◆ PROVIDED DATA
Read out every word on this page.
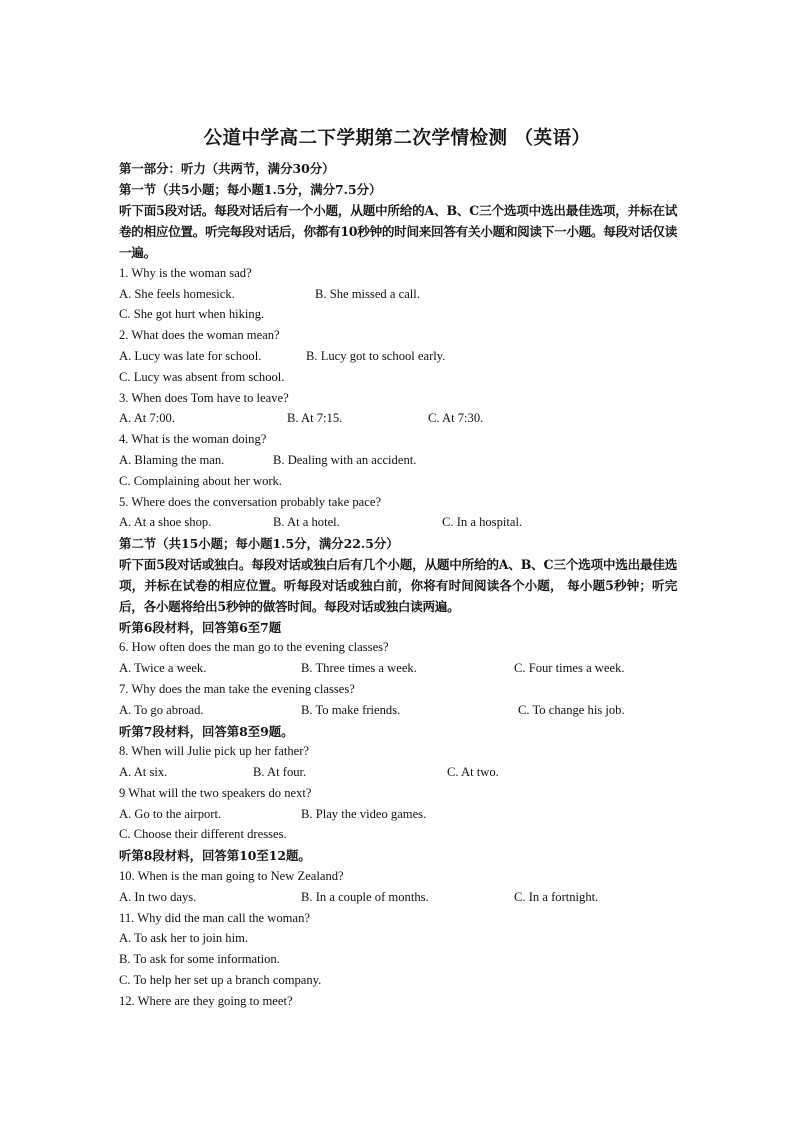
公道中学高二下学期第二次学情检测 （英语）
第一部分：听力（共两节，满分30分）
第一节（共5小题；每小题1.5分，满分7.5分）
听下面5段对话。每段对话后有一个小题，从题中所给的A、B、C三个选项中选出最佳选项，并标在试卷的相应位置。听完每段对话后，你都有10秒钟的时间来回答有关小题和阅读下一小题。每段对话仅读一遍。
1. Why is the woman sad?
A. She feels homesick.	B. She missed a call.
C. She got hurt when hiking.
2. What does the woman mean?
A. Lucy was late for school.	B. Lucy got to school early.
C. Lucy was absent from school.
3. When does Tom have to leave?
A. At 7:00.	B. At 7:15.	C. At 7:30.
4. What is the woman doing?
A. Blaming the man.	B. Dealing with an accident.
C. Complaining about her work.
5. Where does the conversation probably take pace?
A. At a shoe shop.	B. At a hotel.	C. In a hospital.
第二节（共15小题；每小题1.5分，满分22.5分）
听下面5段对话或独白。每段对话或独白后有几个小题，从题中所给的A、B、C三个选项中选出最佳选项，并标在试卷的相应位置。听每段对话或独白前，你将有时间阅读各个小题， 每小题5秒钟；听完后，各小题将给出5秒钟的做答时间。每段对话或独白读两遍。
听第6段材料，回答第6至7题
6. How often does the man go to the evening classes?
A. Twice a week.	B. Three times a week.	C. Four times a week.
7. Why does the man take the evening classes?
A. To go abroad.	B. To make friends.	C. To change his job.
听第7段材料，回答第8至9题。
8. When will Julie pick up her father?
A. At six.	B. At four.	C. At two.
9 What will the two speakers do next?
A. Go to the airport.	B. Play the video games.
C. Choose their different dresses.
听第8段材料，回答第10至12题。
10. When is the man going to New Zealand?
A. In two days.	B. In a couple of months.	C. In a fortnight.
11. Why did the man call the woman?
A. To ask her to join him.
B. To ask for some information.
C. To help her set up a branch company.
12. Where are they going to meet?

◆ EXERCISE
Write the entries above out again exactly, but not the pictures.

◆ SOLUTION FOR THIS EXERCISE
Read out every word on this page.
公道中学高二下学期第二次学情检测 （英语）
第一部分：听力（共两节，满分30分）
第一节（共5小题；每小题1.5分，满分7.5分）
听下面5段对话。每段对话后有一个小题，从题中所给的A、B、C三个选项中选出最佳选项，并标在试卷的相应位置。听完每段对话后，你都有10秒钟的时间来回答有关小题和阅读下一小题。每段对话仅读一遍。
1. Why is the woman sad?
A. She feels homesick.	B. She missed a call.
C. She got hurt when hiking.
2. What does the woman mean?
A. Lucy was late for school.	B. Lucy got to school early.
C. Lucy was absent from school.
3. When does Tom have to leave?
A. At 7:00.	B. At 7:15.	C. At 7:30.
4. What is the woman doing?
A. Blaming the man.	B. Dealing with an accident.
C. Complaining about her work.
5. Where does the conversation probably take pace?
A. At a shoe shop.	B. At a hotel.	C. In a hospital.
第二节（共15小题；每小题1.5分，满分22.5分）
听下面5段对话或独白。每段对话或独白后有几个小题，从题中所给的A、B、C三个选项中选出最佳选项，并标在试卷的相应位置。听每段对话或独白前，你将有时间阅读各个小题， 每小题5秒钟；听完后，各小题将给出5秒钟的做答时间。每段对话或独白读两遍。
听第6段材料，回答第6至7题
6. How often does the man go to the evening classes?
A. Twice a week.	B. Three times a week.	C. Four times a week.
7. Why does the man take the evening classes?
A. To go abroad.	B. To make friends.	C. To change his job.
听第7段材料，回答第8至9题。
8. When will Julie pick up her father?
A. At six.	B. At four.	C. At two.
9 What will the two speakers do next?
A. Go to the airport.	B. Play the video games.
C. Choose their different dresses.
听第8段材料，回答第10至12题。
10. When is the man going to New Zealand?
A. In two days.	B. In a couple of months.	C. In a fortnight.
11. Why did the man call the woman?
A. To ask her to join him.
B. To ask for some information.
C. To help her set up a branch company.
12. Where are they going to meet?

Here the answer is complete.